• **THE DATA**
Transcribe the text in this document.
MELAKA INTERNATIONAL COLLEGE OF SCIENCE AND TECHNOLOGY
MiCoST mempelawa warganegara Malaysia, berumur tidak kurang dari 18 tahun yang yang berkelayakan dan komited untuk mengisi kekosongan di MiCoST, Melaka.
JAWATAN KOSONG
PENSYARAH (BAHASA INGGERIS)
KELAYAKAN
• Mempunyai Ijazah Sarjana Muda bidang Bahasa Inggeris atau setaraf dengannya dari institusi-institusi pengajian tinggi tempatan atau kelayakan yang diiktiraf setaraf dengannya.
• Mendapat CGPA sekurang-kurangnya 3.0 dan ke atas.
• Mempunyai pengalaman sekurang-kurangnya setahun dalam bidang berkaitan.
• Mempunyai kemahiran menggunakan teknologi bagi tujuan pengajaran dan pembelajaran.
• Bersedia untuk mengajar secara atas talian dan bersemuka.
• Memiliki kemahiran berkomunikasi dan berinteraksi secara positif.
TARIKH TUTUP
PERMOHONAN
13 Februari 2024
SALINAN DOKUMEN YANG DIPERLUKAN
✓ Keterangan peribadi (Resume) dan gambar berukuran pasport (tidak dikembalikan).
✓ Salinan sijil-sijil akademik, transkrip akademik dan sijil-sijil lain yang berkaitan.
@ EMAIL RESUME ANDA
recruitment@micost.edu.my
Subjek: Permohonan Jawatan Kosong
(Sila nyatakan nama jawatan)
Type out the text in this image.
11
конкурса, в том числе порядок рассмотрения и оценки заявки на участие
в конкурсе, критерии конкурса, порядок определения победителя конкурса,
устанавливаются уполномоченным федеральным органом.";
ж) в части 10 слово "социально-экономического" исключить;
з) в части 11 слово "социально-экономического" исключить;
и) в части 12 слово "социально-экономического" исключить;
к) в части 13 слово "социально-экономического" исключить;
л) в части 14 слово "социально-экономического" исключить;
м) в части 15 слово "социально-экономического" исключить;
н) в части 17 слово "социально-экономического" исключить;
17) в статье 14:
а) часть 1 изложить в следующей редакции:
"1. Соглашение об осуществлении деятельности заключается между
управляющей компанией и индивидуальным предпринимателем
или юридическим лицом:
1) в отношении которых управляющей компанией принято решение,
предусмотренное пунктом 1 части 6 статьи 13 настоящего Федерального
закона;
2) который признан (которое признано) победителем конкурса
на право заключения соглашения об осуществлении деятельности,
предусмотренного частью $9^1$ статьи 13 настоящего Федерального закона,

• **PROMPT**
Repeat the records above exactly, from the first line to the last.

• **ANSWER TO THIS EXERCISE**
Transcribe the text in this document.
MELAKA INTERNATIONAL COLLEGE OF SCIENCE AND TECHNOLOGY
MiCoST mempelawa warganegara Malaysia, berumur tidak kurang dari 18 tahun yang yang berkelayakan dan komited untuk mengisi kekosongan di MiCoST, Melaka.
JAWATAN KOSONG
PENSYARAH (BAHASA INGGERIS)
KELAYAKAN
• Mempunyai Ijazah Sarjana Muda bidang Bahasa Inggeris atau setaraf dengannya dari institusi-institusi pengajian tinggi tempatan atau kelayakan yang diiktiraf setaraf dengannya.
• Mendapat CGPA sekurang-kurangnya 3.0 dan ke atas.
• Mempunyai pengalaman sekurang-kurangnya setahun dalam bidang berkaitan.
• Mempunyai kemahiran menggunakan teknologi bagi tujuan pengajaran dan pembelajaran.
• Bersedia untuk mengajar secara atas talian dan bersemuka.
• Memiliki kemahiran berkomunikasi dan berinteraksi secara positif.
TARIKH TUTUP
PERMOHONAN
13 Februari 2024
SALINAN DOKUMEN YANG DIPERLUKAN
✓ Keterangan peribadi (Resume) dan gambar berukuran pasport (tidak dikembalikan).
✓ Salinan sijil-sijil akademik, transkrip akademik dan sijil-sijil lain yang berkaitan.
@ EMAIL RESUME ANDA
recruitment@micost.edu.my
Subjek: Permohonan Jawatan Kosong
(Sila nyatakan nama jawatan)
Type out the text in this image.
11
конкурса, в том числе порядок рассмотрения и оценки заявки на участие
в конкурсе, критерии конкурса, порядок определения победителя конкурса,
устанавливаются уполномоченным федеральным органом.";
ж) в части 10 слово "социально-экономического" исключить;
з) в части 11 слово "социально-экономического" исключить;
и) в части 12 слово "социально-экономического" исключить;
к) в части 13 слово "социально-экономического" исключить;
л) в части 14 слово "социально-экономического" исключить;
м) в части 15 слово "социально-экономического" исключить;
н) в части 17 слово "социально-экономического" исключить;
17) в статье 14:
а) часть 1 изложить в следующей редакции:
"1. Соглашение об осуществлении деятельности заключается между
управляющей компанией и индивидуальным предпринимателем
или юридическим лицом:
1) в отношении которых управляющей компанией принято решение,
предусмотренное пунктом 1 части 6 статьи 13 настоящего Федерального
закона;
2) который признан (которое признано) победителем конкурса
на право заключения соглашения об осуществлении деятельности,
предусмотренного частью $9^1$ статьи 13 настоящего Федерального закона,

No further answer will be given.